Extracted records >>
....................

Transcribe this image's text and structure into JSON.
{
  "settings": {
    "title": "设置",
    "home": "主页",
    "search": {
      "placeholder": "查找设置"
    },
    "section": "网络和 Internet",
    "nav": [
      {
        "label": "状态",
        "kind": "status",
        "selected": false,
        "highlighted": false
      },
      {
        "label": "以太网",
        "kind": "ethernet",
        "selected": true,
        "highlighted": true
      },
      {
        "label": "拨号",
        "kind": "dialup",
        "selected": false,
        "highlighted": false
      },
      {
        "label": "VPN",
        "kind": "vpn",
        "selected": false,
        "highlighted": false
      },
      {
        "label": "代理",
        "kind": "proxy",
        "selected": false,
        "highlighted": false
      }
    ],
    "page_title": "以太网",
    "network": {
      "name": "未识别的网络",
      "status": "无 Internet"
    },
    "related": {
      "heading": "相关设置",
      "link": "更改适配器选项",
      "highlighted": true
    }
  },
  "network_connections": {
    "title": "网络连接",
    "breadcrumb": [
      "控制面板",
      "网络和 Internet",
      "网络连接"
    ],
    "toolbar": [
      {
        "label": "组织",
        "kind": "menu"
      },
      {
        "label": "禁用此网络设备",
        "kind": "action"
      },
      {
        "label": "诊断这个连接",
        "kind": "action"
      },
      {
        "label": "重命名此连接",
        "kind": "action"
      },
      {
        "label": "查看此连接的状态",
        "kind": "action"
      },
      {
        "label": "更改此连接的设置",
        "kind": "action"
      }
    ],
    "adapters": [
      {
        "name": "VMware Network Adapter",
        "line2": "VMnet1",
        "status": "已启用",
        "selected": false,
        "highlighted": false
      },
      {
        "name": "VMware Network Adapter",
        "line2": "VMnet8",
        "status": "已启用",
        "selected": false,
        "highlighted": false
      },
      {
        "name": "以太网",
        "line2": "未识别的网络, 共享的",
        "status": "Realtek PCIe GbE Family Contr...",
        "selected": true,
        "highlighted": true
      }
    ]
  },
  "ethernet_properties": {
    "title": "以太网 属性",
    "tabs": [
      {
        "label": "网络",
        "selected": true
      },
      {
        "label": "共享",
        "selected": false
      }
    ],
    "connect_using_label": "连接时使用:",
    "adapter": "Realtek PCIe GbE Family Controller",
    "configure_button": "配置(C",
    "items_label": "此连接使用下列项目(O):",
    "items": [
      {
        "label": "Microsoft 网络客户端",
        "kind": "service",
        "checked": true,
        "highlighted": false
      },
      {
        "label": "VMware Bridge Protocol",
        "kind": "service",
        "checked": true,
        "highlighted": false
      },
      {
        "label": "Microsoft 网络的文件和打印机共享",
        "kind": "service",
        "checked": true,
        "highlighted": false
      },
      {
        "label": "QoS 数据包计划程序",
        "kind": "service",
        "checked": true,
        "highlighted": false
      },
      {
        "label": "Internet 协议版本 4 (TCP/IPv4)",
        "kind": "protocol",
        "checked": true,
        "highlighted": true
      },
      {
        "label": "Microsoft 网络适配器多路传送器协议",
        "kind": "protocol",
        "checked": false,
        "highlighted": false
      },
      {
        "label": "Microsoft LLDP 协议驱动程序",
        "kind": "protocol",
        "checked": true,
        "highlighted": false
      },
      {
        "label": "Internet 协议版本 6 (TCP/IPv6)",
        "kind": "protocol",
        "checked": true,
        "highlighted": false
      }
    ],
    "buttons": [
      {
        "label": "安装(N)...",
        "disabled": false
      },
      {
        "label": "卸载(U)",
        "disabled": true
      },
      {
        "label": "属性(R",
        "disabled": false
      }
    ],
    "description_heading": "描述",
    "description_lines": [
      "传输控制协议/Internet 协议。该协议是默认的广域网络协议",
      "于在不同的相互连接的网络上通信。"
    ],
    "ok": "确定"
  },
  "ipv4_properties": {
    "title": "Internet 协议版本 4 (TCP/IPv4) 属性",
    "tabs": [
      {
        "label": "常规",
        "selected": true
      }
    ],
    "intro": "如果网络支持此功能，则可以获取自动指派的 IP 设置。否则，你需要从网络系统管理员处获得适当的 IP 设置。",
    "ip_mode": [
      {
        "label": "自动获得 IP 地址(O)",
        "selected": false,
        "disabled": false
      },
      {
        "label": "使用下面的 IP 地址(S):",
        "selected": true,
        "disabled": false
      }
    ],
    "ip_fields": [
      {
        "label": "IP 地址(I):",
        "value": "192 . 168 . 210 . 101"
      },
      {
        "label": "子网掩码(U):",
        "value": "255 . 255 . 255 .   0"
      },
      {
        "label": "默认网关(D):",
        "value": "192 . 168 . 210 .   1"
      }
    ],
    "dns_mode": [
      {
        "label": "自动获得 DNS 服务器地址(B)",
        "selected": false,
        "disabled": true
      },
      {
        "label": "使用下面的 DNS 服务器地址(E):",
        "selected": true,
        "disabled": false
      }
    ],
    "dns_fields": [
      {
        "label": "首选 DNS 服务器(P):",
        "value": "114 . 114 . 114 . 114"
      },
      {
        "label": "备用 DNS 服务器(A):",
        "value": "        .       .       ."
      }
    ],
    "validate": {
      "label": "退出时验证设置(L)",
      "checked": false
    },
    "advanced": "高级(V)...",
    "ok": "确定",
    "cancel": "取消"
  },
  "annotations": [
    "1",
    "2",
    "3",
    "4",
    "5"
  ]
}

....................

Exercise task >> Reproduce the data, keeping every line exactly the same.

The result >>
Transcribe this image's text and structure into JSON.
{
  "settings": {
    "title": "设置",
    "home": "主页",
    "search": {
      "placeholder": "查找设置"
    },
    "section": "网络和 Internet",
    "nav": [
      {
        "label": "状态",
        "kind": "status",
        "selected": false,
        "highlighted": false
      },
      {
        "label": "以太网",
        "kind": "ethernet",
        "selected": true,
        "highlighted": true
      },
      {
        "label": "拨号",
        "kind": "dialup",
        "selected": false,
        "highlighted": false
      },
      {
        "label": "VPN",
        "kind": "vpn",
        "selected": false,
        "highlighted": false
      },
      {
        "label": "代理",
        "kind": "proxy",
        "selected": false,
        "highlighted": false
      }
    ],
    "page_title": "以太网",
    "network": {
      "name": "未识别的网络",
      "status": "无 Internet"
    },
    "related": {
      "heading": "相关设置",
      "link": "更改适配器选项",
      "highlighted": true
    }
  },
  "network_connections": {
    "title": "网络连接",
    "breadcrumb": [
      "控制面板",
      "网络和 Internet",
      "网络连接"
    ],
    "toolbar": [
      {
        "label": "组织",
        "kind": "menu"
      },
      {
        "label": "禁用此网络设备",
        "kind": "action"
      },
      {
        "label": "诊断这个连接",
        "kind": "action"
      },
      {
        "label": "重命名此连接",
        "kind": "action"
      },
      {
        "label": "查看此连接的状态",
        "kind": "action"
      },
      {
        "label": "更改此连接的设置",
        "kind": "action"
      }
    ],
    "adapters": [
      {
        "name": "VMware Network Adapter",
        "line2": "VMnet1",
        "status": "已启用",
        "selected": false,
        "highlighted": false
      },
      {
        "name": "VMware Network Adapter",
        "line2": "VMnet8",
        "status": "已启用",
        "selected": false,
        "highlighted": false
      },
      {
        "name": "以太网",
        "line2": "未识别的网络, 共享的",
        "status": "Realtek PCIe GbE Family Contr...",
        "selected": true,
        "highlighted": true
      }
    ]
  },
  "ethernet_properties": {
    "title": "以太网 属性",
    "tabs": [
      {
        "label": "网络",
        "selected": true
      },
      {
        "label": "共享",
        "selected": false
      }
    ],
    "connect_using_label": "连接时使用:",
    "adapter": "Realtek PCIe GbE Family Controller",
    "configure_button": "配置(C",
    "items_label": "此连接使用下列项目(O):",
    "items": [
      {
        "label": "Microsoft 网络客户端",
        "kind": "service",
        "checked": true,
        "highlighted": false
      },
      {
        "label": "VMware Bridge Protocol",
        "kind": "service",
        "checked": true,
        "highlighted": false
      },
      {
        "label": "Microsoft 网络的文件和打印机共享",
        "kind": "service",
        "checked": true,
        "highlighted": false
      },
      {
        "label": "QoS 数据包计划程序",
        "kind": "service",
        "checked": true,
        "highlighted": false
      },
      {
        "label": "Internet 协议版本 4 (TCP/IPv4)",
        "kind": "protocol",
        "checked": true,
        "highlighted": true
      },
      {
        "label": "Microsoft 网络适配器多路传送器协议",
        "kind": "protocol",
        "checked": false,
        "highlighted": false
      },
      {
        "label": "Microsoft LLDP 协议驱动程序",
        "kind": "protocol",
        "checked": true,
        "highlighted": false
      },
      {
        "label": "Internet 协议版本 6 (TCP/IPv6)",
        "kind": "protocol",
        "checked": true,
        "highlighted": false
      }
    ],
    "buttons": [
      {
        "label": "安装(N)...",
        "disabled": false
      },
      {
        "label": "卸载(U)",
        "disabled": true
      },
      {
        "label": "属性(R",
        "disabled": false
      }
    ],
    "description_heading": "描述",
    "description_lines": [
      "传输控制协议/Internet 协议。该协议是默认的广域网络协议",
      "于在不同的相互连接的网络上通信。"
    ],
    "ok": "确定"
  },
  "ipv4_properties": {
    "title": "Internet 协议版本 4 (TCP/IPv4) 属性",
    "tabs": [
      {
        "label": "常规",
        "selected": true
      }
    ],
    "intro": "如果网络支持此功能，则可以获取自动指派的 IP 设置。否则，你需要从网络系统管理员处获得适当的 IP 设置。",
    "ip_mode": [
      {
        "label": "自动获得 IP 地址(O)",
        "selected": false,
        "disabled": false
      },
      {
        "label": "使用下面的 IP 地址(S):",
        "selected": true,
        "disabled": false
      }
    ],
    "ip_fields": [
      {
        "label": "IP 地址(I):",
        "value": "192 . 168 . 210 . 101"
      },
      {
        "label": "子网掩码(U):",
        "value": "255 . 255 . 255 .   0"
      },
      {
        "label": "默认网关(D):",
        "value": "192 . 168 . 210 .   1"
      }
    ],
    "dns_mode": [
      {
        "label": "自动获得 DNS 服务器地址(B)",
        "selected": false,
        "disabled": true
      },
      {
        "label": "使用下面的 DNS 服务器地址(E):",
        "selected": true,
        "disabled": false
      }
    ],
    "dns_fields": [
      {
        "label": "首选 DNS 服务器(P):",
        "value": "114 . 114 . 114 . 114"
      },
      {
        "label": "备用 DNS 服务器(A):",
        "value": "        .       .       ."
      }
    ],
    "validate": {
      "label": "退出时验证设置(L)",
      "checked": false
    },
    "advanced": "高级(V)...",
    "ok": "确定",
    "cancel": "取消"
  },
  "annotations": [
    "1",
    "2",
    "3",
    "4",
    "5"
  ]
}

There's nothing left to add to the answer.